GIVEN EXERCISE:
Reproduce the lines below without any change, from the line containing "shop-name: [本八幡] Lounge" through the line containing "avatar-photo <box>320 1403 428 1511</box>", both included.

Stored data entries:
□ □ □
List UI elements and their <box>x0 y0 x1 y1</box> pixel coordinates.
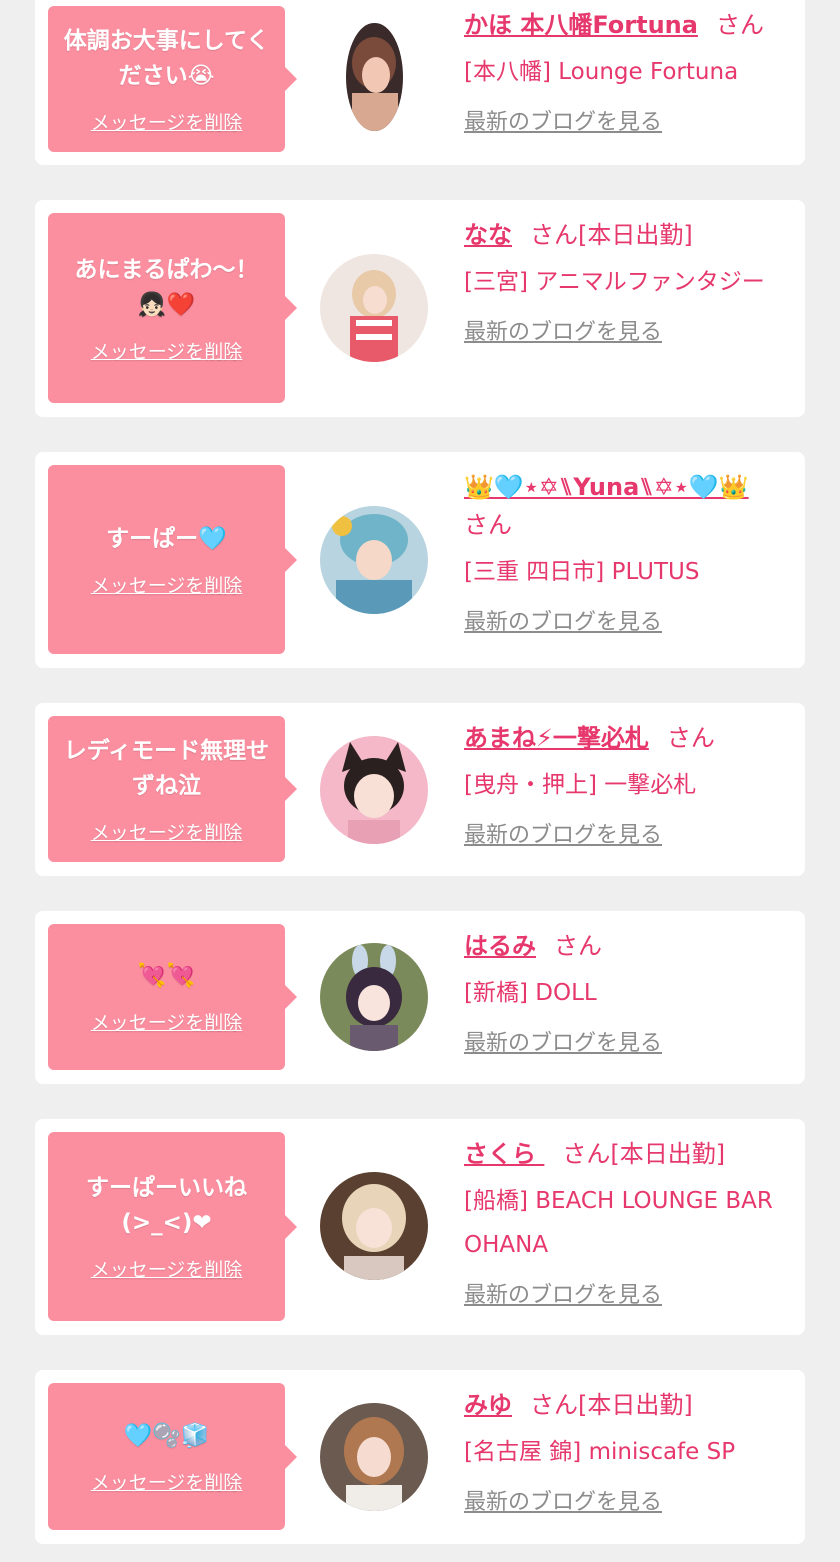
shop-name: [本八幡] Lounge Fortuna <box>464 59 739 85</box>
delete-message-link[interactable]: メッセージを削除 <box>91 1468 243 1495</box>
message-bubble: あにまるぱわ〜！👧🏻❤️ メッセージを削除 <box>48 213 297 403</box>
avatar-photo <box>320 254 428 362</box>
honorific: さん[本日出勤] <box>530 221 693 249</box>
delete-message-link[interactable]: メッセージを削除 <box>91 571 243 598</box>
latest-blog-link[interactable]: 最新のブログを見る <box>464 1484 662 1516</box>
avatar-photo <box>346 23 403 131</box>
avatar-photo <box>320 943 428 1051</box>
avatar-photo <box>320 1403 428 1511</box>
latest-blog-link[interactable]: 最新のブログを見る <box>464 817 662 849</box>
avatar[interactable] <box>346 23 403 131</box>
message-text: あにまるぱわ〜！👧🏻❤️ <box>74 256 259 318</box>
delete-message-link[interactable]: メッセージを削除 <box>91 818 243 845</box>
message-text: 💘💘 <box>137 963 196 989</box>
message-card: 体調お大事にしてください😭 メッセージを削除 かほ 本八幡Fortuna さん [… <box>35 0 805 165</box>
avatar[interactable] <box>320 736 428 844</box>
shop-name: [名古屋 錦] miniscafe SP <box>464 1439 736 1465</box>
latest-blog-link[interactable]: 最新のブログを見る <box>464 314 662 346</box>
message-bubble: 💘💘 メッセージを削除 <box>48 924 297 1070</box>
avatar-photo <box>320 1172 428 1280</box>
message-text: すーぱーいいね(>_<)❤ <box>86 1175 247 1236</box>
delete-message-link[interactable]: メッセージを削除 <box>91 108 243 135</box>
profile-info: なな さん[本日出勤] [三宮] アニマルファンタジー 最新のブログを見る <box>464 216 794 346</box>
message-bubble: 体調お大事にしてください😭 メッセージを削除 <box>48 6 297 152</box>
shop-name: [新橋] DOLL <box>464 980 597 1006</box>
avatar[interactable] <box>320 1403 428 1511</box>
message-list: 体調お大事にしてください😭 メッセージを削除 かほ 本八幡Fortuna さん [… <box>0 0 840 1562</box>
honorific: さん[本日出勤] <box>562 1140 726 1168</box>
message-bubble: 🩵🫧🧊 メッセージを削除 <box>48 1383 297 1530</box>
profile-name-link[interactable]: なな <box>464 221 512 249</box>
honorific: さん[本日出勤] <box>530 1391 693 1419</box>
profile-name-link[interactable]: 👑🩵⋆✡︎⑊Yuna⑊✡︎⋆🩵👑 <box>464 473 749 501</box>
profile-name-link[interactable]: かほ 本八幡Fortuna <box>464 11 698 39</box>
shop-name: [船橋] BEACH LOUNGE BAR OHANA <box>464 1188 773 1258</box>
profile-info: あまね⚡一撃必札 さん [曳舟・押上] 一撃必札 最新のブログを見る <box>464 719 794 849</box>
delete-message-link[interactable]: メッセージを削除 <box>91 337 243 364</box>
delete-message-link[interactable]: メッセージを削除 <box>91 1255 243 1282</box>
avatar[interactable] <box>320 254 428 362</box>
profile-info: みゆ さん[本日出勤] [名古屋 錦] miniscafe SP 最新のブログを見… <box>464 1386 794 1516</box>
message-card: すーぱー🩵 メッセージを削除 👑🩵⋆✡︎⑊Yuna⑊✡︎⋆🩵👑 さん [三重 四… <box>35 452 805 668</box>
message-text: すーぱー🩵 <box>106 525 227 552</box>
profile-info: さくら さん[本日出勤] [船橋] BEACH LOUNGE BAR OHANA… <box>464 1135 794 1309</box>
profile-name-link[interactable]: あまね⚡一撃必札 <box>464 724 649 752</box>
latest-blog-link[interactable]: 最新のブログを見る <box>464 1277 662 1309</box>
message-bubble: レディモード無理せずね泣 メッセージを削除 <box>48 716 297 862</box>
message-card: すーぱーいいね(>_<)❤ メッセージを削除 さくら さん[本日出勤] [船橋]… <box>35 1119 805 1335</box>
avatar[interactable] <box>320 1172 428 1280</box>
honorific: さん <box>666 724 715 752</box>
avatar[interactable] <box>320 943 428 1051</box>
profile-name-link[interactable]: はるみ <box>464 932 536 960</box>
latest-blog-link[interactable]: 最新のブログを見る <box>464 104 662 136</box>
message-bubble: すーぱーいいね(>_<)❤ メッセージを削除 <box>48 1132 297 1321</box>
honorific: さん <box>715 11 764 39</box>
avatar[interactable] <box>320 506 428 614</box>
profile-name-link[interactable]: さくら <box>464 1140 544 1168</box>
avatar-photo <box>320 736 428 844</box>
profile-info: はるみ さん [新橋] DOLL 最新のブログを見る <box>464 927 794 1057</box>
message-card: 💘💘 メッセージを削除 はるみ さん [新橋] DOLL 最新のブログを見る <box>35 911 805 1084</box>
delete-message-link[interactable]: メッセージを削除 <box>91 1008 243 1035</box>
message-card: 🩵🫧🧊 メッセージを削除 みゆ さん[本日出勤] [名古屋 錦] miniscaf… <box>35 1370 805 1544</box>
latest-blog-link[interactable]: 最新のブログを見る <box>464 604 662 636</box>
message-text: レディモード無理せずね泣 <box>63 737 270 799</box>
message-bubble: すーぱー🩵 メッセージを削除 <box>48 465 297 654</box>
message-card: あにまるぱわ〜！👧🏻❤️ メッセージを削除 なな さん[本日出勤] [三宮] アニ… <box>35 200 805 417</box>
avatar-photo <box>320 506 428 614</box>
message-card: レディモード無理せずね泣 メッセージを削除 あまね⚡一撃必札 さん [曳舟・押上]… <box>35 703 805 876</box>
message-text: 🩵🫧🧊 <box>123 1422 210 1449</box>
profile-info: かほ 本八幡Fortuna さん [本八幡] Lounge Fortuna 最新の… <box>464 6 794 136</box>
shop-name: [曳舟・押上] 一撃必札 <box>464 772 697 798</box>
profile-name-link[interactable]: みゆ <box>464 1391 512 1419</box>
honorific: さん <box>554 932 602 960</box>
honorific: さん <box>464 511 512 539</box>
profile-info: 👑🩵⋆✡︎⑊Yuna⑊✡︎⋆🩵👑 さん [三重 四日市] PLUTUS 最新のブ… <box>464 468 794 636</box>
shop-name: [三重 四日市] PLUTUS <box>464 559 700 585</box>
latest-blog-link[interactable]: 最新のブログを見る <box>464 1025 662 1057</box>
shop-name: [三宮] アニマルファンタジー <box>464 269 765 295</box>
message-text: 体調お大事にしてください😭 <box>63 27 270 89</box>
□ □ □
THE SOLUTION:
shop-name: [本八幡] Lounge Fortuna <box>464 59 739 85</box>
delete-message-link[interactable]: メッセージを削除 <box>91 1468 243 1495</box>
message-bubble: あにまるぱわ〜！👧🏻❤️ メッセージを削除 <box>48 213 297 403</box>
avatar-photo <box>320 254 428 362</box>
honorific: さん[本日出勤] <box>530 221 693 249</box>
delete-message-link[interactable]: メッセージを削除 <box>91 571 243 598</box>
latest-blog-link[interactable]: 最新のブログを見る <box>464 1484 662 1516</box>
avatar-photo <box>346 23 403 131</box>
avatar-photo <box>320 943 428 1051</box>
avatar-photo <box>320 1403 428 1511</box>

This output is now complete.